What the task asks
From the first line to the last, write out the listing exactly.

Data for review
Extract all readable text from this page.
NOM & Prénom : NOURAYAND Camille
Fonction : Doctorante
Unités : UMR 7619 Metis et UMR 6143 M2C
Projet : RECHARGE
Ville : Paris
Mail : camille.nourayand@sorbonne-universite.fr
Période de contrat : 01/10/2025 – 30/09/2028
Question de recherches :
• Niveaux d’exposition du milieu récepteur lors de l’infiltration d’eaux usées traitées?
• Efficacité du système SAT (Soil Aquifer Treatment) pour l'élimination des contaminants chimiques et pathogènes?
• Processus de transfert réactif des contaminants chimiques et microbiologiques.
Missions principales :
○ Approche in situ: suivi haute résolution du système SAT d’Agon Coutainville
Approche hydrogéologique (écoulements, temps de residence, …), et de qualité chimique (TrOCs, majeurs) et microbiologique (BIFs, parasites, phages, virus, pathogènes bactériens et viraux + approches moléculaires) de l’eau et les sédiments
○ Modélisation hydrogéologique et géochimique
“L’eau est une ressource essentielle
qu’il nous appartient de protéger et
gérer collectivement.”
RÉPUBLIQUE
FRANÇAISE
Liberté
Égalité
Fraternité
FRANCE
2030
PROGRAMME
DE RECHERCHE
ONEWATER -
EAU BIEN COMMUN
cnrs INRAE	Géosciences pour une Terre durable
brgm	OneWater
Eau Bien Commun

Output below
Extract all readable text from this page.
NOM & Prénom : NOURAYAND Camille
Fonction : Doctorante
Unités : UMR 7619 Metis et UMR 6143 M2C
Projet : RECHARGE
Ville : Paris
Mail : camille.nourayand@sorbonne-universite.fr
Période de contrat : 01/10/2025 – 30/09/2028
Question de recherches :
• Niveaux d’exposition du milieu récepteur lors de l’infiltration d’eaux usées traitées?
• Efficacité du système SAT (Soil Aquifer Treatment) pour l'élimination des contaminants chimiques et pathogènes?
• Processus de transfert réactif des contaminants chimiques et microbiologiques.
Missions principales :
○ Approche in situ: suivi haute résolution du système SAT d’Agon Coutainville
Approche hydrogéologique (écoulements, temps de residence, …), et de qualité chimique (TrOCs, majeurs) et microbiologique (BIFs, parasites, phages, virus, pathogènes bactériens et viraux + approches moléculaires) de l’eau et les sédiments
○ Modélisation hydrogéologique et géochimique
“L’eau est une ressource essentielle
qu’il nous appartient de protéger et
gérer collectivement.”
RÉPUBLIQUE
FRANÇAISE
Liberté
Égalité
Fraternité
FRANCE
2030
PROGRAMME
DE RECHERCHE
ONEWATER -
EAU BIEN COMMUN
cnrs INRAE	Géosciences pour une Terre durable
brgm	OneWater
Eau Bien Commun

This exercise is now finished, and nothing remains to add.